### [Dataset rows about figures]
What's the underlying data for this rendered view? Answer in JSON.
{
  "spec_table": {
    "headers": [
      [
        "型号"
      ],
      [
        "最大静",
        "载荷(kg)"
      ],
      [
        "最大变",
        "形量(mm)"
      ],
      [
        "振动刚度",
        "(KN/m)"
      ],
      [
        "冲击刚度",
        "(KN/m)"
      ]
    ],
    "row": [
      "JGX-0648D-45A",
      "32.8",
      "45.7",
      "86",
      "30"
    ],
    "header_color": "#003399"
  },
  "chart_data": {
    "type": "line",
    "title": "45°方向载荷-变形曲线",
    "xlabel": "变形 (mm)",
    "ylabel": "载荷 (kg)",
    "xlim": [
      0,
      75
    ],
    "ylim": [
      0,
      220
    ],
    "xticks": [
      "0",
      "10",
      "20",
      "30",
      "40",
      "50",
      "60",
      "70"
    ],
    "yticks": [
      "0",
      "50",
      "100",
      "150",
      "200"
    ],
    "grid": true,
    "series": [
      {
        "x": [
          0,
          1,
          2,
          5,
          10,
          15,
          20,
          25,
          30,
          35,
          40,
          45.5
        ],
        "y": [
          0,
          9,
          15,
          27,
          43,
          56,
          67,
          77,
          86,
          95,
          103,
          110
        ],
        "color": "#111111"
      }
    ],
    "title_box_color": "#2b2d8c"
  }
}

### [EXERCISE]
Copy all of the material word for word.

### [COMPLETE ANSWER]
What's the underlying data for this rendered view? Answer in JSON.
{
  "spec_table": {
    "headers": [
      [
        "型号"
      ],
      [
        "最大静",
        "载荷(kg)"
      ],
      [
        "最大变",
        "形量(mm)"
      ],
      [
        "振动刚度",
        "(KN/m)"
      ],
      [
        "冲击刚度",
        "(KN/m)"
      ]
    ],
    "row": [
      "JGX-0648D-45A",
      "32.8",
      "45.7",
      "86",
      "30"
    ],
    "header_color": "#003399"
  },
  "chart_data": {
    "type": "line",
    "title": "45°方向载荷-变形曲线",
    "xlabel": "变形 (mm)",
    "ylabel": "载荷 (kg)",
    "xlim": [
      0,
      75
    ],
    "ylim": [
      0,
      220
    ],
    "xticks": [
      "0",
      "10",
      "20",
      "30",
      "40",
      "50",
      "60",
      "70"
    ],
    "yticks": [
      "0",
      "50",
      "100",
      "150",
      "200"
    ],
    "grid": true,
    "series": [
      {
        "x": [
          0,
          1,
          2,
          5,
          10,
          15,
          20,
          25,
          30,
          35,
          40,
          45.5
        ],
        "y": [
          0,
          9,
          15,
          27,
          43,
          56,
          67,
          77,
          86,
          95,
          103,
          110
        ],
        "color": "#111111"
      }
    ],
    "title_box_color": "#2b2d8c"
  }
}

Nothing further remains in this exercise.